**RECORDS FOR THE EXERCISE**:
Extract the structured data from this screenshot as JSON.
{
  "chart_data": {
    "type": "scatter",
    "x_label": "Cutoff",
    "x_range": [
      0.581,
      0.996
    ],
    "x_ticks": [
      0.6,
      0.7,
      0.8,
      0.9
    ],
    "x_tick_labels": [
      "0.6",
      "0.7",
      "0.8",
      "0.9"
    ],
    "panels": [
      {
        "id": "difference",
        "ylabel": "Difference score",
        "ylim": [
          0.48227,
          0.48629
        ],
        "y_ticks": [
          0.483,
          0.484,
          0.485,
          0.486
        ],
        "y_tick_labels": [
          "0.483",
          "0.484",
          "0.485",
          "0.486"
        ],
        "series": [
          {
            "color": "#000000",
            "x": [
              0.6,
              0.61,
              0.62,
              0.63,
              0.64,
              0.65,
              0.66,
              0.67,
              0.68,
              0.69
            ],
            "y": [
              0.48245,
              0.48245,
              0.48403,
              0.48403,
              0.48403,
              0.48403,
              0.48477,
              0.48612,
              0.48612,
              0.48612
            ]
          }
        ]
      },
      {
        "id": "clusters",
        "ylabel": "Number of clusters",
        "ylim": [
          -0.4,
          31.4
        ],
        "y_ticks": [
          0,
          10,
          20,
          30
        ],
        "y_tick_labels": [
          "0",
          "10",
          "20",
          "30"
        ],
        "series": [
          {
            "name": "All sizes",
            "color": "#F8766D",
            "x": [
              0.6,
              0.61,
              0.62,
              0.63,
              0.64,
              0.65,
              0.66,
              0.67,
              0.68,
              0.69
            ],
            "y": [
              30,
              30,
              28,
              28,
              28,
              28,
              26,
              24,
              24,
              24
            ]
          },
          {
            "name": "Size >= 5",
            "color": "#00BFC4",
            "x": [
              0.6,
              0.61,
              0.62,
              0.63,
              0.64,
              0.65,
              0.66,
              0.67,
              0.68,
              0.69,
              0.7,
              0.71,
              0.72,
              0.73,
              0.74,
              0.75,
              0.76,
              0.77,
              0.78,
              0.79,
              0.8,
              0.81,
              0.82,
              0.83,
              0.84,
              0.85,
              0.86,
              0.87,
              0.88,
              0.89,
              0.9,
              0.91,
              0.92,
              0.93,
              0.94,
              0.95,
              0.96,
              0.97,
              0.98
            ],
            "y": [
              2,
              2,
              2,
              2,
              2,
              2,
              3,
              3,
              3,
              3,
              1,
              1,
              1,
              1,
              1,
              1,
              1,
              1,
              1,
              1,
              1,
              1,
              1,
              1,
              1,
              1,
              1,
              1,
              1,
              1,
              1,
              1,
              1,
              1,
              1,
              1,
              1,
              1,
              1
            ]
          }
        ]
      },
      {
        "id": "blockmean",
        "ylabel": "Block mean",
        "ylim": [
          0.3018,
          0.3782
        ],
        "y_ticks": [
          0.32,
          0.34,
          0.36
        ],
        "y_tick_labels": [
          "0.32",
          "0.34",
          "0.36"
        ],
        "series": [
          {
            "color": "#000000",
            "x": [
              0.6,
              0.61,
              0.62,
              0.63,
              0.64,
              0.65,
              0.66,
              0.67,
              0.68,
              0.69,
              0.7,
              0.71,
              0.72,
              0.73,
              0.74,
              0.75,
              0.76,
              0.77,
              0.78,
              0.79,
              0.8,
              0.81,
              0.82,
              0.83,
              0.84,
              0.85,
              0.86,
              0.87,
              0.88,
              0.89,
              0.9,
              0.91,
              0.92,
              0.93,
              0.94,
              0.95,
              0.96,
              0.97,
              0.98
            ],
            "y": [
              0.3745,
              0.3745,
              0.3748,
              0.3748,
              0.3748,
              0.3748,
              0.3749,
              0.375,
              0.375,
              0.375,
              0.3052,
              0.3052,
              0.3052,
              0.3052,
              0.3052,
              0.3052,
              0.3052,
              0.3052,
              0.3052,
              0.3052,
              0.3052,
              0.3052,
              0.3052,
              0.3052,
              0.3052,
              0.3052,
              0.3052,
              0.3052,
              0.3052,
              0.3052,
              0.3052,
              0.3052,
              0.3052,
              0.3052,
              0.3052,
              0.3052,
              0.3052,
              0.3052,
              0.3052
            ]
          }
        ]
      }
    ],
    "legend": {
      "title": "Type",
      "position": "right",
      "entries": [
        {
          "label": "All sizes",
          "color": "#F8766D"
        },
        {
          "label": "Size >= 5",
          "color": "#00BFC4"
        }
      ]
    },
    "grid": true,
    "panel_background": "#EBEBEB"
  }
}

**WORK TO DO**: Go through the listing and print each line exactly as it appears.

**ANSWER FOR THE TASK**:
Extract the structured data from this screenshot as JSON.
{
  "chart_data": {
    "type": "scatter",
    "x_label": "Cutoff",
    "x_range": [
      0.581,
      0.996
    ],
    "x_ticks": [
      0.6,
      0.7,
      0.8,
      0.9
    ],
    "x_tick_labels": [
      "0.6",
      "0.7",
      "0.8",
      "0.9"
    ],
    "panels": [
      {
        "id": "difference",
        "ylabel": "Difference score",
        "ylim": [
          0.48227,
          0.48629
        ],
        "y_ticks": [
          0.483,
          0.484,
          0.485,
          0.486
        ],
        "y_tick_labels": [
          "0.483",
          "0.484",
          "0.485",
          "0.486"
        ],
        "series": [
          {
            "color": "#000000",
            "x": [
              0.6,
              0.61,
              0.62,
              0.63,
              0.64,
              0.65,
              0.66,
              0.67,
              0.68,
              0.69
            ],
            "y": [
              0.48245,
              0.48245,
              0.48403,
              0.48403,
              0.48403,
              0.48403,
              0.48477,
              0.48612,
              0.48612,
              0.48612
            ]
          }
        ]
      },
      {
        "id": "clusters",
        "ylabel": "Number of clusters",
        "ylim": [
          -0.4,
          31.4
        ],
        "y_ticks": [
          0,
          10,
          20,
          30
        ],
        "y_tick_labels": [
          "0",
          "10",
          "20",
          "30"
        ],
        "series": [
          {
            "name": "All sizes",
            "color": "#F8766D",
            "x": [
              0.6,
              0.61,
              0.62,
              0.63,
              0.64,
              0.65,
              0.66,
              0.67,
              0.68,
              0.69
            ],
            "y": [
              30,
              30,
              28,
              28,
              28,
              28,
              26,
              24,
              24,
              24
            ]
          },
          {
            "name": "Size >= 5",
            "color": "#00BFC4",
            "x": [
              0.6,
              0.61,
              0.62,
              0.63,
              0.64,
              0.65,
              0.66,
              0.67,
              0.68,
              0.69,
              0.7,
              0.71,
              0.72,
              0.73,
              0.74,
              0.75,
              0.76,
              0.77,
              0.78,
              0.79,
              0.8,
              0.81,
              0.82,
              0.83,
              0.84,
              0.85,
              0.86,
              0.87,
              0.88,
              0.89,
              0.9,
              0.91,
              0.92,
              0.93,
              0.94,
              0.95,
              0.96,
              0.97,
              0.98
            ],
            "y": [
              2,
              2,
              2,
              2,
              2,
              2,
              3,
              3,
              3,
              3,
              1,
              1,
              1,
              1,
              1,
              1,
              1,
              1,
              1,
              1,
              1,
              1,
              1,
              1,
              1,
              1,
              1,
              1,
              1,
              1,
              1,
              1,
              1,
              1,
              1,
              1,
              1,
              1,
              1
            ]
          }
        ]
      },
      {
        "id": "blockmean",
        "ylabel": "Block mean",
        "ylim": [
          0.3018,
          0.3782
        ],
        "y_ticks": [
          0.32,
          0.34,
          0.36
        ],
        "y_tick_labels": [
          "0.32",
          "0.34",
          "0.36"
        ],
        "series": [
          {
            "color": "#000000",
            "x": [
              0.6,
              0.61,
              0.62,
              0.63,
              0.64,
              0.65,
              0.66,
              0.67,
              0.68,
              0.69,
              0.7,
              0.71,
              0.72,
              0.73,
              0.74,
              0.75,
              0.76,
              0.77,
              0.78,
              0.79,
              0.8,
              0.81,
              0.82,
              0.83,
              0.84,
              0.85,
              0.86,
              0.87,
              0.88,
              0.89,
              0.9,
              0.91,
              0.92,
              0.93,
              0.94,
              0.95,
              0.96,
              0.97,
              0.98
            ],
            "y": [
              0.3745,
              0.3745,
              0.3748,
              0.3748,
              0.3748,
              0.3748,
              0.3749,
              0.375,
              0.375,
              0.375,
              0.3052,
              0.3052,
              0.3052,
              0.3052,
              0.3052,
              0.3052,
              0.3052,
              0.3052,
              0.3052,
              0.3052,
              0.3052,
              0.3052,
              0.3052,
              0.3052,
              0.3052,
              0.3052,
              0.3052,
              0.3052,
              0.3052,
              0.3052,
              0.3052,
              0.3052,
              0.3052,
              0.3052,
              0.3052,
              0.3052,
              0.3052,
              0.3052,
              0.3052
            ]
          }
        ]
      }
    ],
    "legend": {
      "title": "Type",
      "position": "right",
      "entries": [
        {
          "label": "All sizes",
          "color": "#F8766D"
        },
        {
          "label": "Size >= 5",
          "color": "#00BFC4"
        }
      ]
    },
    "grid": true,
    "panel_background": "#EBEBEB"
  }
}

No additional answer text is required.